Text to read »
^^^^^^^^
How Answering These Questions Will Clear Your Chronic Self Care Struggles

How Answering These Questions


Hello friends, in today’s post I am continuing on this month’s theme of exploring and celebrating the feminine by zeroing in on a common struggle for many women, especially mothers or those in care giving positions. For those of you stopping by for the first time, here is a recap of the first two posts.


I first began this theme by sharing a post on what femininity and masculinity mean to me, why this world is starving for more femininity and some unique ways to increase it in our lives. I then shared a post   on a common struggle for women who find it hard to create and maintain self care routines . I offered them the distinct perspective that it’s not about them but instead about the contribution they BECOME to those close to them and the world, after having regularly and deeply refueled themselves.



Today I’ll focus more on this topic by expanding on the challenge of being in a holding pattern of starting and stopping and I’ll offer what helped me.
^^^^^^^^
[Layout records]
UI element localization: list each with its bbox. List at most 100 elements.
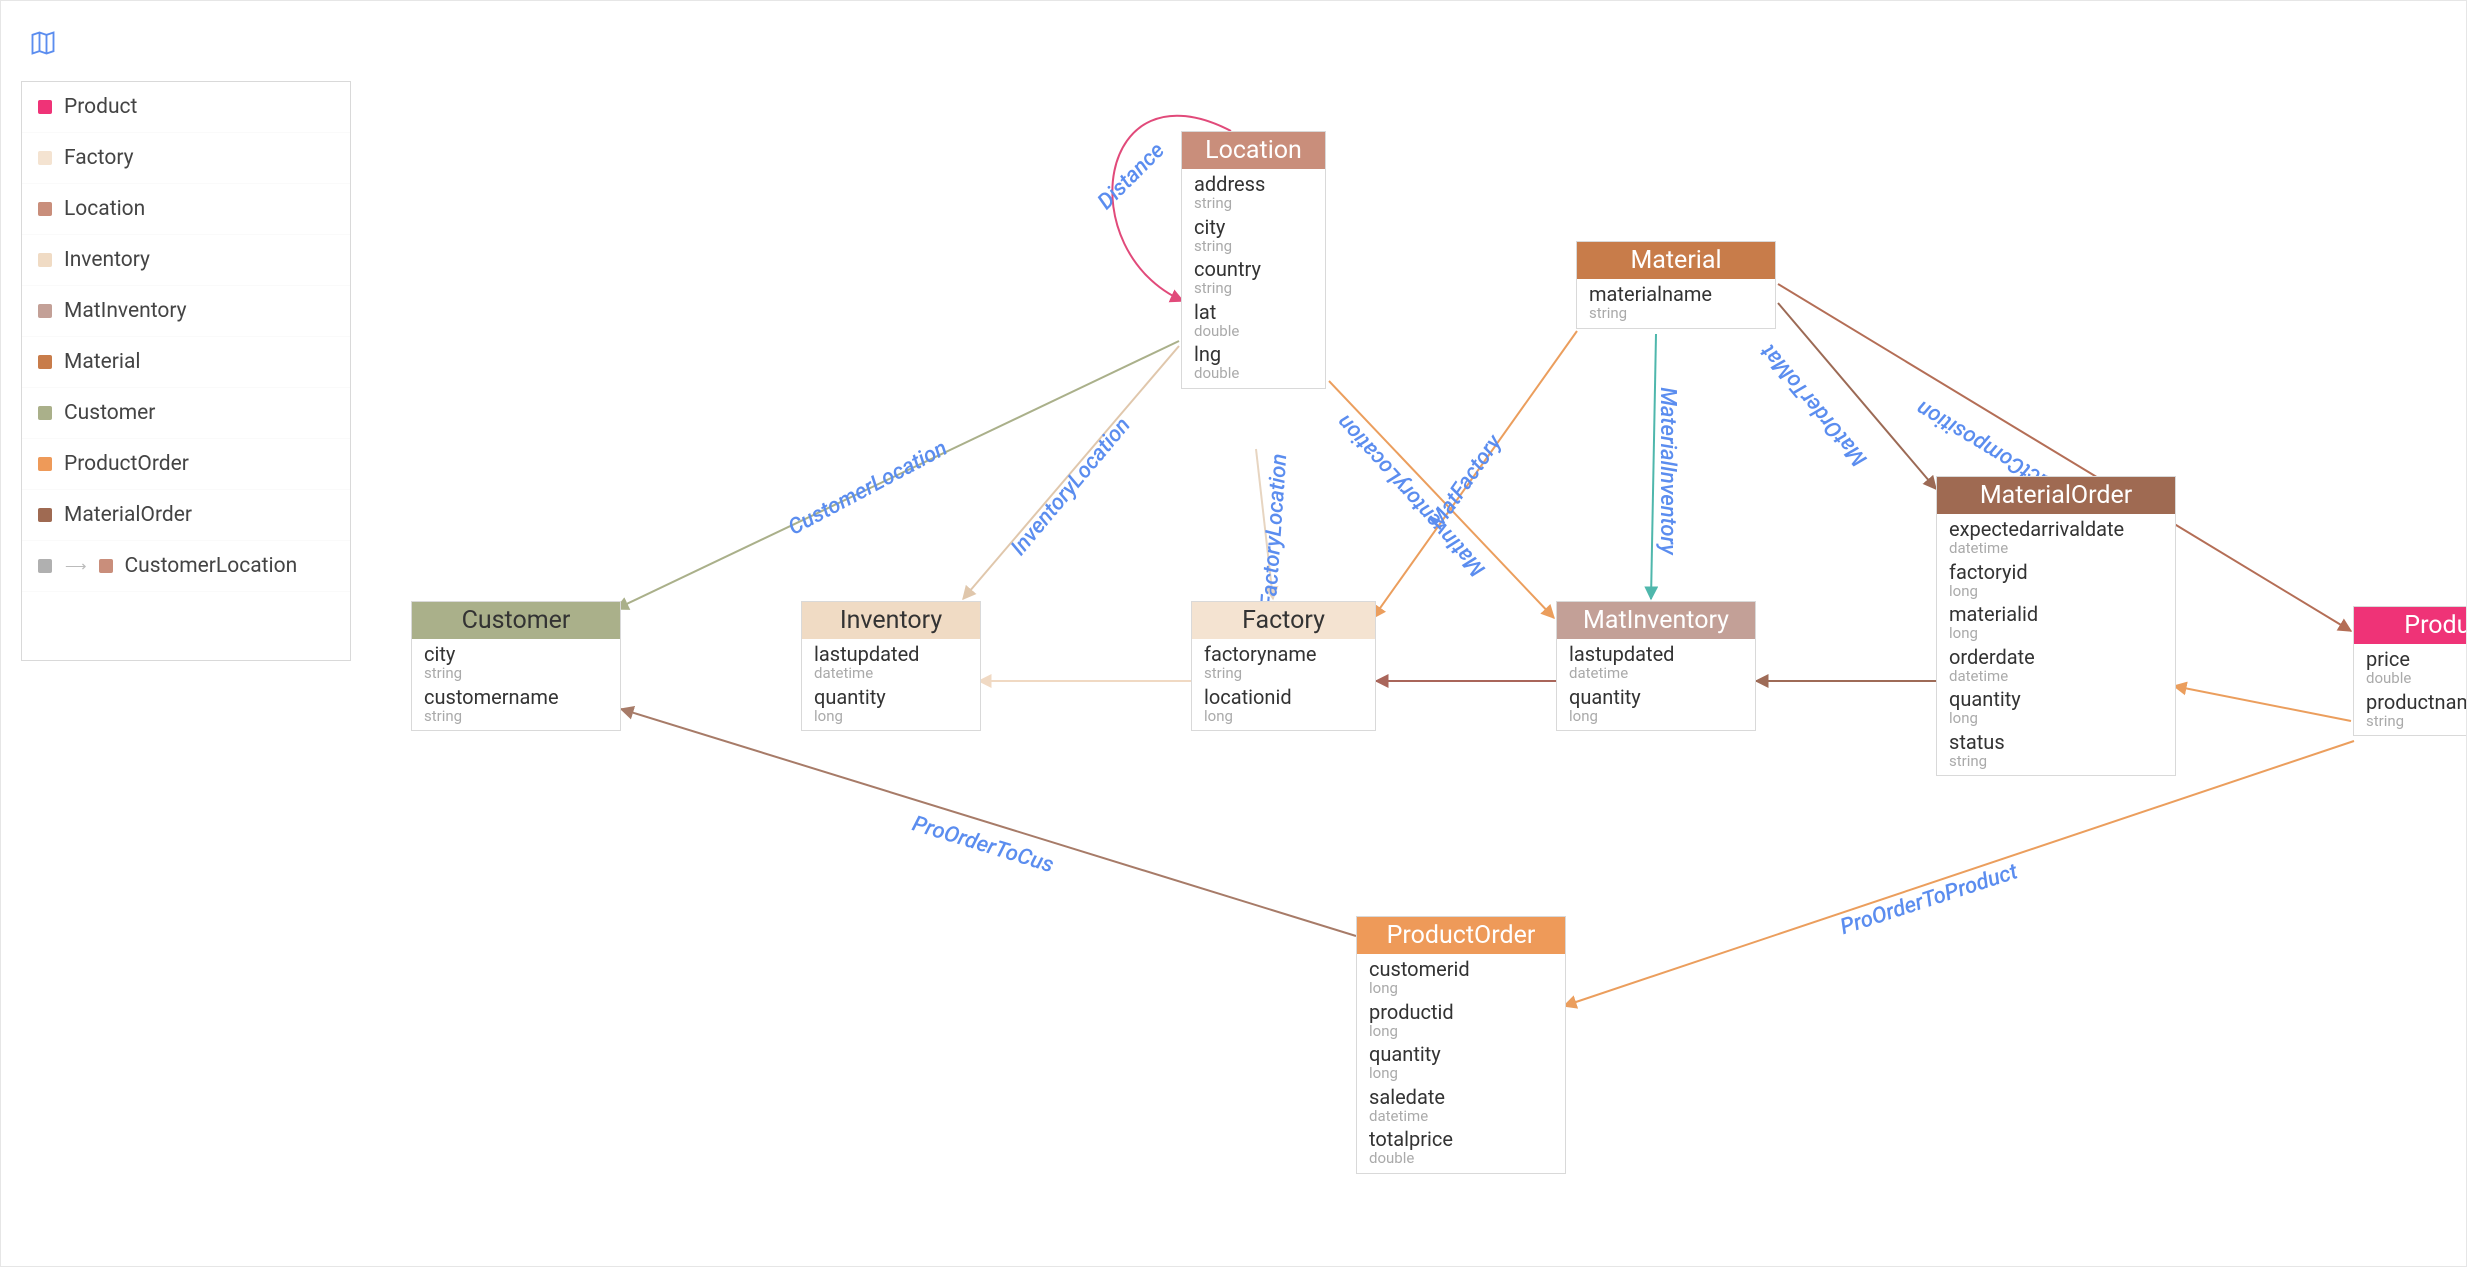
field-row: materialidlong xyxy=(1937,599,2175,642)
field-name: lat xyxy=(1194,301,1313,323)
field-row: materialnamestring xyxy=(1577,279,1775,328)
field-name: address xyxy=(1194,173,1313,195)
legend-label: ProductOrder xyxy=(64,452,189,476)
node-product[interactable]: Productpricedoubleproductnamestring xyxy=(2353,606,2467,736)
swatch-icon xyxy=(38,508,52,522)
field-row: addressstring xyxy=(1182,169,1325,212)
field-type: datetime xyxy=(1369,1108,1553,1125)
field-type: string xyxy=(1194,280,1313,297)
field-row: lastupdateddatetime xyxy=(1557,639,1755,682)
field-type: string xyxy=(1949,753,2163,770)
edge[interactable] xyxy=(963,346,1179,599)
legend-item[interactable]: Customer xyxy=(22,388,350,439)
field-name: locationid xyxy=(1204,686,1363,708)
node-location[interactable]: Locationaddressstringcitystringcountryst… xyxy=(1181,131,1326,389)
field-row: saledatedatetime xyxy=(1357,1082,1565,1125)
node-materialorder[interactable]: MaterialOrderexpectedarrivaldatedatetime… xyxy=(1936,476,2176,776)
edge[interactable] xyxy=(1778,303,1936,489)
node-title: ProductOrder xyxy=(1357,917,1565,954)
field-type: string xyxy=(1194,195,1313,212)
field-row: quantitylong xyxy=(802,682,980,731)
field-name: city xyxy=(1194,216,1313,238)
field-type: long xyxy=(1369,1023,1553,1040)
legend-item[interactable]: Factory xyxy=(22,133,350,184)
field-name: lastupdated xyxy=(814,643,968,665)
field-name: totalprice xyxy=(1369,1128,1553,1150)
field-type: long xyxy=(1369,980,1553,997)
field-name: price xyxy=(2366,648,2467,670)
swatch-icon xyxy=(38,457,52,471)
edge-label: MatFactory xyxy=(1424,429,1508,533)
field-name: materialname xyxy=(1589,283,1763,305)
edge[interactable] xyxy=(1564,741,2354,1006)
swatch-icon xyxy=(38,100,52,114)
legend-item[interactable]: ProductOrder xyxy=(22,439,350,490)
map-icon[interactable] xyxy=(29,29,57,61)
node-title: Product xyxy=(2354,607,2467,644)
field-type: double xyxy=(2366,670,2467,687)
edge-label: CustomerLocation xyxy=(784,436,951,541)
field-type: datetime xyxy=(1569,665,1743,682)
field-name: status xyxy=(1949,731,2163,753)
field-row: locationidlong xyxy=(1192,682,1375,731)
field-name: customername xyxy=(424,686,608,708)
edge[interactable] xyxy=(1329,381,1554,618)
legend-item[interactable]: Location xyxy=(22,184,350,235)
field-type: double xyxy=(1194,365,1313,382)
swatch-icon xyxy=(38,202,52,216)
swatch-icon xyxy=(38,559,52,573)
field-type: string xyxy=(1204,665,1363,682)
legend-label: MaterialOrder xyxy=(64,503,192,527)
edge[interactable] xyxy=(1373,331,1577,618)
node-productorder[interactable]: ProductOrdercustomeridlongproductidlongq… xyxy=(1356,916,1566,1174)
field-type: long xyxy=(1204,708,1363,725)
legend-label: Inventory xyxy=(64,248,150,272)
node-inventory[interactable]: Inventorylastupdateddatetimequantitylong xyxy=(801,601,981,731)
legend-item[interactable]: Inventory xyxy=(22,235,350,286)
legend-item[interactable]: ⟶CustomerLocation xyxy=(22,541,350,592)
edge[interactable] xyxy=(1256,449,1273,599)
edge[interactable] xyxy=(621,709,1356,936)
edge-label: MaterialInventory xyxy=(1655,387,1680,556)
field-row: citystring xyxy=(412,639,620,682)
field-row: pricedouble xyxy=(2354,644,2467,687)
field-row: lngdouble xyxy=(1182,339,1325,388)
swatch-icon xyxy=(99,559,113,573)
field-row: customeridlong xyxy=(1357,954,1565,997)
legend-label: Material xyxy=(64,350,141,374)
legend-label: Product xyxy=(64,95,137,119)
swatch-icon xyxy=(38,304,52,318)
field-row: productnamestring xyxy=(2354,687,2467,736)
field-row: latdouble xyxy=(1182,297,1325,340)
field-type: string xyxy=(424,665,608,682)
field-type: long xyxy=(1569,708,1743,725)
edge-label: ProOrderToProduct xyxy=(1837,859,2021,940)
legend-label: MatInventory xyxy=(64,299,187,323)
legend-label: Factory xyxy=(64,146,134,170)
legend-item[interactable]: MatInventory xyxy=(22,286,350,337)
field-row: orderdatedatetime xyxy=(1937,642,2175,685)
swatch-icon xyxy=(38,151,52,165)
legend-item[interactable]: Product xyxy=(22,82,350,133)
node-material[interactable]: Materialmaterialnamestring xyxy=(1576,241,1776,329)
field-name: factoryname xyxy=(1204,643,1363,665)
field-type: datetime xyxy=(1949,540,2163,557)
node-factory[interactable]: Factoryfactorynamestringlocationidlong xyxy=(1191,601,1376,731)
legend-item[interactable]: MaterialOrder xyxy=(22,490,350,541)
node-customer[interactable]: Customercitystringcustomernamestring xyxy=(411,601,621,731)
edge[interactable] xyxy=(2174,686,2351,721)
node-title: Location xyxy=(1182,132,1325,169)
field-name: productname xyxy=(2366,691,2467,713)
field-row: lastupdateddatetime xyxy=(802,639,980,682)
legend-scroll[interactable]: Product Factory Location Inventory MatInvent… xyxy=(22,82,350,660)
legend-item[interactable]: Material xyxy=(22,337,350,388)
field-name: materialid xyxy=(1949,603,2163,625)
diagram-canvas[interactable]: Product Factory Location Inventory MatInvent… xyxy=(0,0,2467,1267)
edge[interactable] xyxy=(1651,334,1656,599)
edge[interactable] xyxy=(616,341,1179,609)
field-row: quantitylong xyxy=(1557,682,1755,731)
field-row: expectedarrivaldatedatetime xyxy=(1937,514,2175,557)
legend-label: Customer xyxy=(64,401,155,425)
field-type: double xyxy=(1369,1150,1553,1167)
node-matinventory[interactable]: MatInventorylastupdateddatetimequantityl… xyxy=(1556,601,1756,731)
^^^^^^^^
Task set »
1. Retype the self-care post in full, word for word.
2. Put the lines of the records into a JSON list of strings, one string per line, omitting blank lines: begin at the line that contains "field-row: materialidlong xyxy=(1937,599,2175,642)" and stop after the line that contains "field-type: string xyxy=(1194,280,1313,297)". Include only those lines.

Answers provided »
1.
How Answering These Questions Will Clear Your Chronic Self Care Struggles

How Answering These Questions


Hello friends, in today’s post I am continuing on this month’s theme of exploring and celebrating the feminine by zeroing in on a common struggle for many women, especially mothers or those in care giving positions. For those of you stopping by for the first time, here is a recap of the first two posts.


I first began this theme by sharing a post on what femininity and masculinity mean to me, why this world is starving for more femininity and some unique ways to increase it in our lives. I then shared a post   on a common struggle for women who find it hard to create and maintain self care routines . I offered them the distinct perspective that it’s not about them but instead about the contribution they BECOME to those close to them and the world, after having regularly and deeply refueled themselves.



Today I’ll focus more on this topic by expanding on the challenge of being in a holding pattern of starting and stopping and I’ll offer what helped me.

2.
[
  "field-row: materialidlong xyxy=(1937,599,2175,642)",
  "field-name: lat xyxy=(1194,301,1313,323)",
  "field-row: materialnamestring xyxy=(1577,279,1775,328)",
  "field-name: address xyxy=(1194,173,1313,195)",
  "legend-label: ProductOrder xyxy=(64,452,189,476)",
  "node-product[interactable]: Productpricedoubleproductnamestring xyxy=(2353,606,2467,736)",
  "swatch-icon xyxy=(38,508,52,522)",
  "field-row: addressstring xyxy=(1182,169,1325,212)",
  "field-type: datetime xyxy=(1369,1108,1553,1125)",
  "field-type: string xyxy=(1194,280,1313,297)"
]